_WHAT IS BEING ASKED:_ Give the records back in full, exactly as they read.

— START OF EXERCISE MATERIAL —

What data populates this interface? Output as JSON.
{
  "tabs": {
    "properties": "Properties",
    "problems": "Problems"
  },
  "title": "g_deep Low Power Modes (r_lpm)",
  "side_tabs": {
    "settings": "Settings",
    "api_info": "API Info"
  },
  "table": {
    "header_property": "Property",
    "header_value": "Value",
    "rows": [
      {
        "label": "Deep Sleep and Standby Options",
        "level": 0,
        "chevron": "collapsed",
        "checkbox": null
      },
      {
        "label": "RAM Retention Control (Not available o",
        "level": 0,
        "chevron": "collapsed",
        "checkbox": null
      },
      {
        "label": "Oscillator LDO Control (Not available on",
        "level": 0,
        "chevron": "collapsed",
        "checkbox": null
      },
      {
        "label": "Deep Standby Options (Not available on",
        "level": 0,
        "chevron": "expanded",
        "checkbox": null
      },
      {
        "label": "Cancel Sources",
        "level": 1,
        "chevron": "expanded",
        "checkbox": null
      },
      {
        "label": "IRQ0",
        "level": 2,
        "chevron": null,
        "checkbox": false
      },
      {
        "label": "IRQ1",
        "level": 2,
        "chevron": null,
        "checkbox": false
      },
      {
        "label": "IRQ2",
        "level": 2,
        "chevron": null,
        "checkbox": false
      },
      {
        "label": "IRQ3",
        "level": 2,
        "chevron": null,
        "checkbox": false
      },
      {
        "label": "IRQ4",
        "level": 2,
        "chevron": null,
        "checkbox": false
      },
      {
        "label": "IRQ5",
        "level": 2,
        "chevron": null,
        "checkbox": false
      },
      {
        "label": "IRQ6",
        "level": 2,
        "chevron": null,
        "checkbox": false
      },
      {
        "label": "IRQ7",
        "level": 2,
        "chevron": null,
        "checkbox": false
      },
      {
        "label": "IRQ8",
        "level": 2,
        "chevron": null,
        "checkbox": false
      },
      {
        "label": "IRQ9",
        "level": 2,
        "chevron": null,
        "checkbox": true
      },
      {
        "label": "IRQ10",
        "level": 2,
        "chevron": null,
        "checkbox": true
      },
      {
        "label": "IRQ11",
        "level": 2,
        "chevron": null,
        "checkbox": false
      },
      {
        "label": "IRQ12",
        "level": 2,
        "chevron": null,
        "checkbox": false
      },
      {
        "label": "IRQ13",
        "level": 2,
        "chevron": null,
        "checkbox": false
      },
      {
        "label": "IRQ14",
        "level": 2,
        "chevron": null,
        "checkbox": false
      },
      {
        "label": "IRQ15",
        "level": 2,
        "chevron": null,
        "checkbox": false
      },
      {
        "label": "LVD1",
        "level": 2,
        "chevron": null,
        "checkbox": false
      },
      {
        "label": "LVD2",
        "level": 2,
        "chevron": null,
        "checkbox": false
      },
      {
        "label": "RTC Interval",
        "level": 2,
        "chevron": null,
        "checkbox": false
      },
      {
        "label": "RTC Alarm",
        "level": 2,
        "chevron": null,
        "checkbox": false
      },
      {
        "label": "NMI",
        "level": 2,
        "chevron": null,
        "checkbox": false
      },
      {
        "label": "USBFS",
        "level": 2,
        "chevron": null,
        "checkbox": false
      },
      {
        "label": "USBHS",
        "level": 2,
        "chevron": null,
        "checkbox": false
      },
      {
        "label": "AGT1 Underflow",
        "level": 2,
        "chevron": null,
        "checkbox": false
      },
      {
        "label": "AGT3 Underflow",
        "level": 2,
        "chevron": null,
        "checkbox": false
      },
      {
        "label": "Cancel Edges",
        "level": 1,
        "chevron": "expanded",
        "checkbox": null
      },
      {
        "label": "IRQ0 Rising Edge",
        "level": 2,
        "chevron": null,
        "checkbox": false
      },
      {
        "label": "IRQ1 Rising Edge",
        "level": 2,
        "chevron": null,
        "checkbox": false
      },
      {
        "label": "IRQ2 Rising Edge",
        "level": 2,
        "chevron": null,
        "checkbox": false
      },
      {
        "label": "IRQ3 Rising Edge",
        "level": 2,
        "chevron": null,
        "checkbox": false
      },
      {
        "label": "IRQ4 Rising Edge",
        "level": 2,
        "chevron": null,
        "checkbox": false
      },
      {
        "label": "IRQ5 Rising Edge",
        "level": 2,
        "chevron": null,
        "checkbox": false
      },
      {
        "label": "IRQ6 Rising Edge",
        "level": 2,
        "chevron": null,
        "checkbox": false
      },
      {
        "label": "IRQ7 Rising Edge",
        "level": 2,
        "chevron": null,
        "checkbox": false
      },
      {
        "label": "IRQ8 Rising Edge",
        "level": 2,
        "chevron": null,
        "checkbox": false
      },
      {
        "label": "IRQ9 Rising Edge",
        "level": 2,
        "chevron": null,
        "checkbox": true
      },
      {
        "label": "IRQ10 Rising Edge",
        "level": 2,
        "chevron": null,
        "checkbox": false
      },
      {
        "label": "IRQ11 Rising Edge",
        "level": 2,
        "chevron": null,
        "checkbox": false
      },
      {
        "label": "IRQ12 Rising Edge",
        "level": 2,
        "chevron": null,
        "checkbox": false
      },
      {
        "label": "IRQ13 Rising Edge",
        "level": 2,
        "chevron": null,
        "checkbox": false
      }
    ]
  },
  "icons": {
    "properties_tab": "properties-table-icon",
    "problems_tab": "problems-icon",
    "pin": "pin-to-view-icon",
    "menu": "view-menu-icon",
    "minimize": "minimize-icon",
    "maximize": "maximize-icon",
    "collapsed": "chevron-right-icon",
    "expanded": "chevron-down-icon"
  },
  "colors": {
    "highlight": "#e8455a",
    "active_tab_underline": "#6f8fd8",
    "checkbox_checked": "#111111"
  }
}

— END OF EXERCISE MATERIAL —

_ANSWER TO THE EXERCISE:_
What data populates this interface? Output as JSON.
{
  "tabs": {
    "properties": "Properties",
    "problems": "Problems"
  },
  "title": "g_deep Low Power Modes (r_lpm)",
  "side_tabs": {
    "settings": "Settings",
    "api_info": "API Info"
  },
  "table": {
    "header_property": "Property",
    "header_value": "Value",
    "rows": [
      {
        "label": "Deep Sleep and Standby Options",
        "level": 0,
        "chevron": "collapsed",
        "checkbox": null
      },
      {
        "label": "RAM Retention Control (Not available o",
        "level": 0,
        "chevron": "collapsed",
        "checkbox": null
      },
      {
        "label": "Oscillator LDO Control (Not available on",
        "level": 0,
        "chevron": "collapsed",
        "checkbox": null
      },
      {
        "label": "Deep Standby Options (Not available on",
        "level": 0,
        "chevron": "expanded",
        "checkbox": null
      },
      {
        "label": "Cancel Sources",
        "level": 1,
        "chevron": "expanded",
        "checkbox": null
      },
      {
        "label": "IRQ0",
        "level": 2,
        "chevron": null,
        "checkbox": false
      },
      {
        "label": "IRQ1",
        "level": 2,
        "chevron": null,
        "checkbox": false
      },
      {
        "label": "IRQ2",
        "level": 2,
        "chevron": null,
        "checkbox": false
      },
      {
        "label": "IRQ3",
        "level": 2,
        "chevron": null,
        "checkbox": false
      },
      {
        "label": "IRQ4",
        "level": 2,
        "chevron": null,
        "checkbox": false
      },
      {
        "label": "IRQ5",
        "level": 2,
        "chevron": null,
        "checkbox": false
      },
      {
        "label": "IRQ6",
        "level": 2,
        "chevron": null,
        "checkbox": false
      },
      {
        "label": "IRQ7",
        "level": 2,
        "chevron": null,
        "checkbox": false
      },
      {
        "label": "IRQ8",
        "level": 2,
        "chevron": null,
        "checkbox": false
      },
      {
        "label": "IRQ9",
        "level": 2,
        "chevron": null,
        "checkbox": true
      },
      {
        "label": "IRQ10",
        "level": 2,
        "chevron": null,
        "checkbox": true
      },
      {
        "label": "IRQ11",
        "level": 2,
        "chevron": null,
        "checkbox": false
      },
      {
        "label": "IRQ12",
        "level": 2,
        "chevron": null,
        "checkbox": false
      },
      {
        "label": "IRQ13",
        "level": 2,
        "chevron": null,
        "checkbox": false
      },
      {
        "label": "IRQ14",
        "level": 2,
        "chevron": null,
        "checkbox": false
      },
      {
        "label": "IRQ15",
        "level": 2,
        "chevron": null,
        "checkbox": false
      },
      {
        "label": "LVD1",
        "level": 2,
        "chevron": null,
        "checkbox": false
      },
      {
        "label": "LVD2",
        "level": 2,
        "chevron": null,
        "checkbox": false
      },
      {
        "label": "RTC Interval",
        "level": 2,
        "chevron": null,
        "checkbox": false
      },
      {
        "label": "RTC Alarm",
        "level": 2,
        "chevron": null,
        "checkbox": false
      },
      {
        "label": "NMI",
        "level": 2,
        "chevron": null,
        "checkbox": false
      },
      {
        "label": "USBFS",
        "level": 2,
        "chevron": null,
        "checkbox": false
      },
      {
        "label": "USBHS",
        "level": 2,
        "chevron": null,
        "checkbox": false
      },
      {
        "label": "AGT1 Underflow",
        "level": 2,
        "chevron": null,
        "checkbox": false
      },
      {
        "label": "AGT3 Underflow",
        "level": 2,
        "chevron": null,
        "checkbox": false
      },
      {
        "label": "Cancel Edges",
        "level": 1,
        "chevron": "expanded",
        "checkbox": null
      },
      {
        "label": "IRQ0 Rising Edge",
        "level": 2,
        "chevron": null,
        "checkbox": false
      },
      {
        "label": "IRQ1 Rising Edge",
        "level": 2,
        "chevron": null,
        "checkbox": false
      },
      {
        "label": "IRQ2 Rising Edge",
        "level": 2,
        "chevron": null,
        "checkbox": false
      },
      {
        "label": "IRQ3 Rising Edge",
        "level": 2,
        "chevron": null,
        "checkbox": false
      },
      {
        "label": "IRQ4 Rising Edge",
        "level": 2,
        "chevron": null,
        "checkbox": false
      },
      {
        "label": "IRQ5 Rising Edge",
        "level": 2,
        "chevron": null,
        "checkbox": false
      },
      {
        "label": "IRQ6 Rising Edge",
        "level": 2,
        "chevron": null,
        "checkbox": false
      },
      {
        "label": "IRQ7 Rising Edge",
        "level": 2,
        "chevron": null,
        "checkbox": false
      },
      {
        "label": "IRQ8 Rising Edge",
        "level": 2,
        "chevron": null,
        "checkbox": false
      },
      {
        "label": "IRQ9 Rising Edge",
        "level": 2,
        "chevron": null,
        "checkbox": true
      },
      {
        "label": "IRQ10 Rising Edge",
        "level": 2,
        "chevron": null,
        "checkbox": false
      },
      {
        "label": "IRQ11 Rising Edge",
        "level": 2,
        "chevron": null,
        "checkbox": false
      },
      {
        "label": "IRQ12 Rising Edge",
        "level": 2,
        "chevron": null,
        "checkbox": false
      },
      {
        "label": "IRQ13 Rising Edge",
        "level": 2,
        "chevron": null,
        "checkbox": false
      }
    ]
  },
  "icons": {
    "properties_tab": "properties-table-icon",
    "problems_tab": "problems-icon",
    "pin": "pin-to-view-icon",
    "menu": "view-menu-icon",
    "minimize": "minimize-icon",
    "maximize": "maximize-icon",
    "collapsed": "chevron-right-icon",
    "expanded": "chevron-down-icon"
  },
  "colors": {
    "highlight": "#e8455a",
    "active_tab_underline": "#6f8fd8",
    "checkbox_checked": "#111111"
  }
}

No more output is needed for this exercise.